— BEGIN Records shown —

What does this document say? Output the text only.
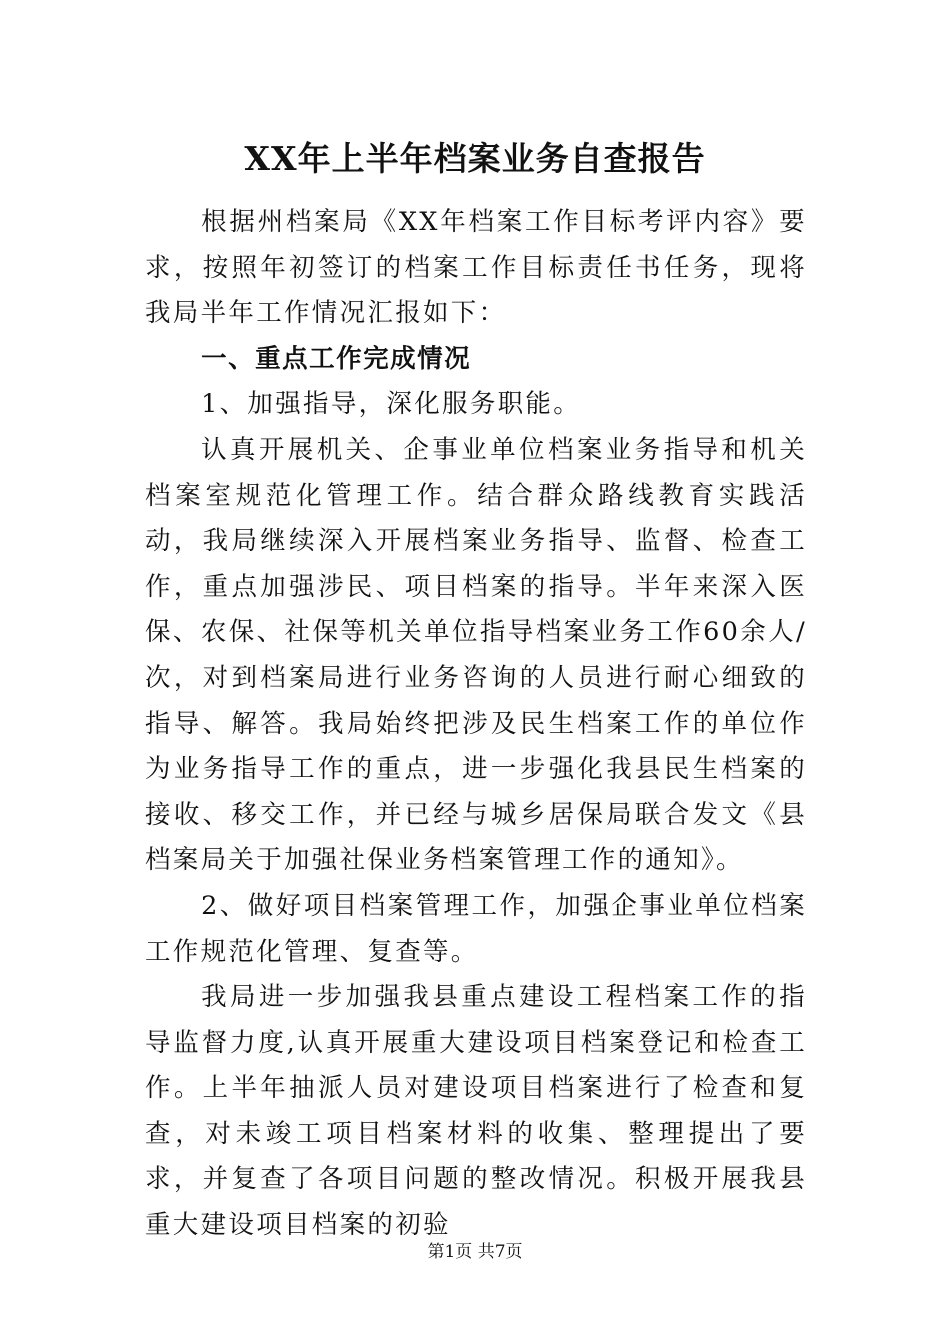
XX年上半年档案业务自查报告

根据州档案局《XX年档案工作目标考评内容》要求，按照年初签订的档案工作目标责任书任务，现将我局半年工作情况汇报如下：

一、重点工作完成情况

1、加强指导，深化服务职能。

认真开展机关、企事业单位档案业务指导和机关档案室规范化管理工作。结合群众路线教育实践活动，我局继续深入开展档案业务指导、监督、检查工作，重点加强涉民、项目档案的指导。半年来深入医保、农保、社保等机关单位指导档案业务工作60余人/次，对到档案局进行业务咨询的人员进行耐心细致的指导、解答。我局始终把涉及民生档案工作的单位作为业务指导工作的重点，进一步强化我县民生档案的接收、移交工作，并已经与城乡居保局联合发文《县档案局关于加强社保业务档案管理工作的通知》。

2、做好项目档案管理工作，加强企事业单位档案工作规范化管理、复查等。

我局进一步加强我县重点建设工程档案工作的指导监督力度,认真开展重大建设项目档案登记和检查工作。上半年抽派人员对建设项目档案进行了检查和复查，对未竣工项目档案材料的收集、整理提出了要求，并复查了各项目问题的整改情况。积极开展我县重大建设项目档案的初验

第1页 共7页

— END Records shown —

- _Task statement_:
The records above should be reproduced exactly, with no pictures included.

- _Task response_:
What does this document say? Output the text only.
XX年上半年档案业务自查报告

根据州档案局《XX年档案工作目标考评内容》要求，按照年初签订的档案工作目标责任书任务，现将我局半年工作情况汇报如下：

一、重点工作完成情况

1、加强指导，深化服务职能。

认真开展机关、企事业单位档案业务指导和机关档案室规范化管理工作。结合群众路线教育实践活动，我局继续深入开展档案业务指导、监督、检查工作，重点加强涉民、项目档案的指导。半年来深入医保、农保、社保等机关单位指导档案业务工作60余人/次，对到档案局进行业务咨询的人员进行耐心细致的指导、解答。我局始终把涉及民生档案工作的单位作为业务指导工作的重点，进一步强化我县民生档案的接收、移交工作，并已经与城乡居保局联合发文《县档案局关于加强社保业务档案管理工作的通知》。

2、做好项目档案管理工作，加强企事业单位档案工作规范化管理、复查等。

我局进一步加强我县重点建设工程档案工作的指导监督力度,认真开展重大建设项目档案登记和检查工作。上半年抽派人员对建设项目档案进行了检查和复查，对未竣工项目档案材料的收集、整理提出了要求，并复查了各项目问题的整改情况。积极开展我县重大建设项目档案的初验

第1页 共7页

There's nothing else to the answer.